PROBLEM STATEMENT :: Each entry below should be written out exactly as it is, with no pictures.

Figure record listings
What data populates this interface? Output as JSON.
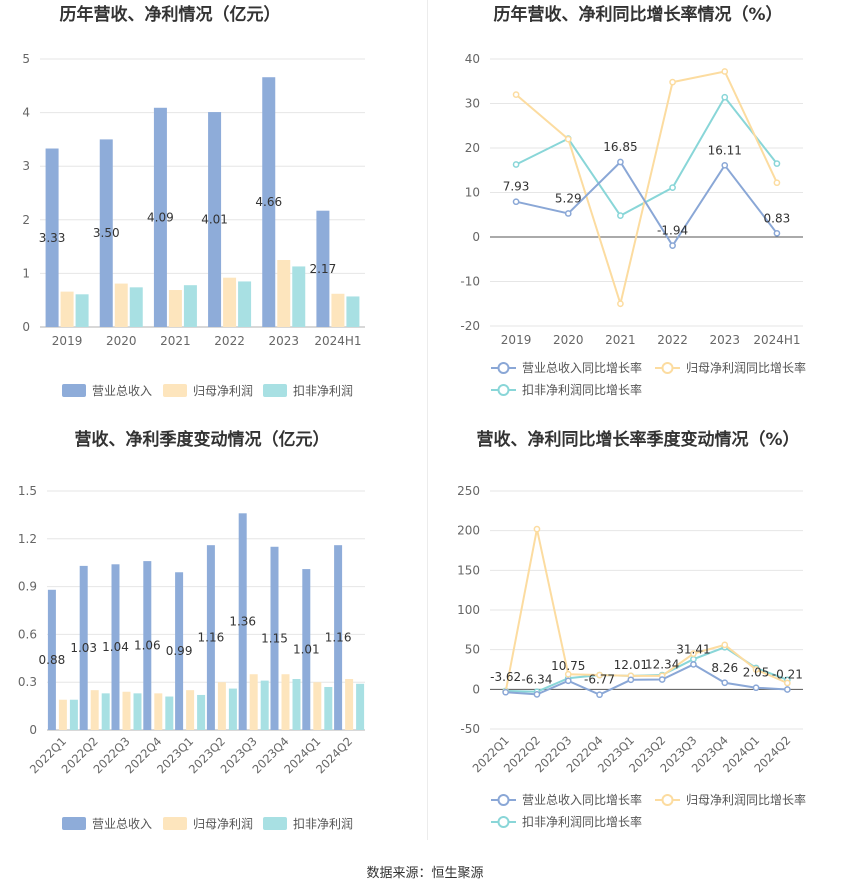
{
  "footer": "数据来源：恒生聚源",
  "colors": {
    "revenue": "#8eacd9",
    "parent_profit": "#fde5bd",
    "deducted_profit": "#a8e0e3",
    "revenue_line": "#8aa7d6",
    "parent_line": "#fcdca0",
    "deducted_line": "#89d6d8"
  },
  "chart_data": [
    {
      "type": "bar",
      "title": "历年营收、净利情况（亿元）",
      "categories": [
        "2019",
        "2020",
        "2021",
        "2022",
        "2023",
        "2024H1"
      ],
      "ylim": [
        0,
        5
      ],
      "yticks": [
        "0",
        "1",
        "2",
        "3",
        "4",
        "5"
      ],
      "series": [
        {
          "name": "营业总收入",
          "values": [
            3.33,
            3.5,
            4.09,
            4.01,
            4.66,
            2.17
          ],
          "labels": [
            "3.33",
            "3.50",
            "4.09",
            "4.01",
            "4.66",
            "2.17"
          ]
        },
        {
          "name": "归母净利润",
          "values": [
            0.66,
            0.81,
            0.69,
            0.92,
            1.25,
            0.62
          ]
        },
        {
          "name": "扣非净利润",
          "values": [
            0.61,
            0.74,
            0.78,
            0.85,
            1.13,
            0.57
          ]
        }
      ],
      "legend": "bottom",
      "grid": true
    },
    {
      "type": "line",
      "title": "历年营收、净利同比增长率情况（%）",
      "categories": [
        "2019",
        "2020",
        "2021",
        "2022",
        "2023",
        "2024H1"
      ],
      "ylim": [
        -20,
        40
      ],
      "yticks": [
        "-20",
        "-10",
        "0",
        "10",
        "20",
        "30",
        "40"
      ],
      "series": [
        {
          "name": "营业总收入同比增长率",
          "values": [
            7.93,
            5.29,
            16.85,
            -1.94,
            16.11,
            0.83
          ],
          "labels": [
            "7.93",
            "5.29",
            "16.85",
            "-1.94",
            "16.11",
            "0.83"
          ]
        },
        {
          "name": "归母净利润同比增长率",
          "values": [
            32.0,
            22.0,
            -15.0,
            34.8,
            37.2,
            12.2
          ]
        },
        {
          "name": "扣非净利润同比增长率",
          "values": [
            16.3,
            22.1,
            4.8,
            11.1,
            31.4,
            16.5
          ]
        }
      ],
      "legend": "bottom",
      "grid": true
    },
    {
      "type": "bar",
      "title": "营收、净利季度变动情况（亿元）",
      "categories": [
        "2022Q1",
        "2022Q2",
        "2022Q3",
        "2022Q4",
        "2023Q1",
        "2023Q2",
        "2023Q3",
        "2023Q4",
        "2024Q1",
        "2024Q2"
      ],
      "ylim": [
        0,
        1.5
      ],
      "yticks": [
        "0",
        "0.3",
        "0.6",
        "0.9",
        "1.2",
        "1.5"
      ],
      "series": [
        {
          "name": "营业总收入",
          "values": [
            0.88,
            1.03,
            1.04,
            1.06,
            0.99,
            1.16,
            1.36,
            1.15,
            1.01,
            1.16
          ],
          "labels": [
            "0.88",
            "1.03",
            "1.04",
            "1.06",
            "0.99",
            "1.16",
            "1.36",
            "1.15",
            "1.01",
            "1.16"
          ]
        },
        {
          "name": "归母净利润",
          "values": [
            0.19,
            0.25,
            0.24,
            0.23,
            0.25,
            0.3,
            0.35,
            0.35,
            0.3,
            0.32
          ]
        },
        {
          "name": "扣非净利润",
          "values": [
            0.19,
            0.23,
            0.23,
            0.21,
            0.22,
            0.26,
            0.31,
            0.32,
            0.27,
            0.29
          ]
        }
      ],
      "legend": "bottom",
      "grid": true
    },
    {
      "type": "line",
      "title": "营收、净利同比增长率季度变动情况（%）",
      "categories": [
        "2022Q1",
        "2022Q2",
        "2022Q3",
        "2022Q4",
        "2023Q1",
        "2023Q2",
        "2023Q3",
        "2023Q4",
        "2024Q1",
        "2024Q2"
      ],
      "ylim": [
        -50,
        250
      ],
      "yticks": [
        "-50",
        "0",
        "50",
        "100",
        "150",
        "200",
        "250"
      ],
      "series": [
        {
          "name": "营业总收入同比增长率",
          "values": [
            -3.62,
            -6.34,
            10.75,
            -6.77,
            12.01,
            12.34,
            31.41,
            8.26,
            2.05,
            -0.21
          ],
          "labels": [
            "-3.62",
            "-6.34",
            "10.75",
            "-6.77",
            "12.01",
            "12.34",
            "31.41",
            "8.26",
            "2.05",
            "-0.21"
          ]
        },
        {
          "name": "归母净利润同比增长率",
          "values": [
            -3.0,
            202.0,
            19.0,
            18.0,
            17.0,
            17.0,
            45.0,
            56.0,
            25.0,
            8.0
          ]
        },
        {
          "name": "扣非净利润同比增长率",
          "values": [
            -2.0,
            -3.0,
            14.0,
            18.0,
            17.0,
            18.0,
            38.0,
            53.0,
            27.0,
            12.0
          ]
        }
      ],
      "legend": "bottom",
      "grid": true
    }
  ]
}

WORKED ANSWER ::
What data populates this interface? Output as JSON.
{
  "footer": "数据来源：恒生聚源",
  "colors": {
    "revenue": "#8eacd9",
    "parent_profit": "#fde5bd",
    "deducted_profit": "#a8e0e3",
    "revenue_line": "#8aa7d6",
    "parent_line": "#fcdca0",
    "deducted_line": "#89d6d8"
  },
  "chart_data": [
    {
      "type": "bar",
      "title": "历年营收、净利情况（亿元）",
      "categories": [
        "2019",
        "2020",
        "2021",
        "2022",
        "2023",
        "2024H1"
      ],
      "ylim": [
        0,
        5
      ],
      "yticks": [
        "0",
        "1",
        "2",
        "3",
        "4",
        "5"
      ],
      "series": [
        {
          "name": "营业总收入",
          "values": [
            3.33,
            3.5,
            4.09,
            4.01,
            4.66,
            2.17
          ],
          "labels": [
            "3.33",
            "3.50",
            "4.09",
            "4.01",
            "4.66",
            "2.17"
          ]
        },
        {
          "name": "归母净利润",
          "values": [
            0.66,
            0.81,
            0.69,
            0.92,
            1.25,
            0.62
          ]
        },
        {
          "name": "扣非净利润",
          "values": [
            0.61,
            0.74,
            0.78,
            0.85,
            1.13,
            0.57
          ]
        }
      ],
      "legend": "bottom",
      "grid": true
    },
    {
      "type": "line",
      "title": "历年营收、净利同比增长率情况（%）",
      "categories": [
        "2019",
        "2020",
        "2021",
        "2022",
        "2023",
        "2024H1"
      ],
      "ylim": [
        -20,
        40
      ],
      "yticks": [
        "-20",
        "-10",
        "0",
        "10",
        "20",
        "30",
        "40"
      ],
      "series": [
        {
          "name": "营业总收入同比增长率",
          "values": [
            7.93,
            5.29,
            16.85,
            -1.94,
            16.11,
            0.83
          ],
          "labels": [
            "7.93",
            "5.29",
            "16.85",
            "-1.94",
            "16.11",
            "0.83"
          ]
        },
        {
          "name": "归母净利润同比增长率",
          "values": [
            32.0,
            22.0,
            -15.0,
            34.8,
            37.2,
            12.2
          ]
        },
        {
          "name": "扣非净利润同比增长率",
          "values": [
            16.3,
            22.1,
            4.8,
            11.1,
            31.4,
            16.5
          ]
        }
      ],
      "legend": "bottom",
      "grid": true
    },
    {
      "type": "bar",
      "title": "营收、净利季度变动情况（亿元）",
      "categories": [
        "2022Q1",
        "2022Q2",
        "2022Q3",
        "2022Q4",
        "2023Q1",
        "2023Q2",
        "2023Q3",
        "2023Q4",
        "2024Q1",
        "2024Q2"
      ],
      "ylim": [
        0,
        1.5
      ],
      "yticks": [
        "0",
        "0.3",
        "0.6",
        "0.9",
        "1.2",
        "1.5"
      ],
      "series": [
        {
          "name": "营业总收入",
          "values": [
            0.88,
            1.03,
            1.04,
            1.06,
            0.99,
            1.16,
            1.36,
            1.15,
            1.01,
            1.16
          ],
          "labels": [
            "0.88",
            "1.03",
            "1.04",
            "1.06",
            "0.99",
            "1.16",
            "1.36",
            "1.15",
            "1.01",
            "1.16"
          ]
        },
        {
          "name": "归母净利润",
          "values": [
            0.19,
            0.25,
            0.24,
            0.23,
            0.25,
            0.3,
            0.35,
            0.35,
            0.3,
            0.32
          ]
        },
        {
          "name": "扣非净利润",
          "values": [
            0.19,
            0.23,
            0.23,
            0.21,
            0.22,
            0.26,
            0.31,
            0.32,
            0.27,
            0.29
          ]
        }
      ],
      "legend": "bottom",
      "grid": true
    },
    {
      "type": "line",
      "title": "营收、净利同比增长率季度变动情况（%）",
      "categories": [
        "2022Q1",
        "2022Q2",
        "2022Q3",
        "2022Q4",
        "2023Q1",
        "2023Q2",
        "2023Q3",
        "2023Q4",
        "2024Q1",
        "2024Q2"
      ],
      "ylim": [
        -50,
        250
      ],
      "yticks": [
        "-50",
        "0",
        "50",
        "100",
        "150",
        "200",
        "250"
      ],
      "series": [
        {
          "name": "营业总收入同比增长率",
          "values": [
            -3.62,
            -6.34,
            10.75,
            -6.77,
            12.01,
            12.34,
            31.41,
            8.26,
            2.05,
            -0.21
          ],
          "labels": [
            "-3.62",
            "-6.34",
            "10.75",
            "-6.77",
            "12.01",
            "12.34",
            "31.41",
            "8.26",
            "2.05",
            "-0.21"
          ]
        },
        {
          "name": "归母净利润同比增长率",
          "values": [
            -3.0,
            202.0,
            19.0,
            18.0,
            17.0,
            17.0,
            45.0,
            56.0,
            25.0,
            8.0
          ]
        },
        {
          "name": "扣非净利润同比增长率",
          "values": [
            -2.0,
            -3.0,
            14.0,
            18.0,
            17.0,
            18.0,
            38.0,
            53.0,
            27.0,
            12.0
          ]
        }
      ],
      "legend": "bottom",
      "grid": true
    }
  ]
}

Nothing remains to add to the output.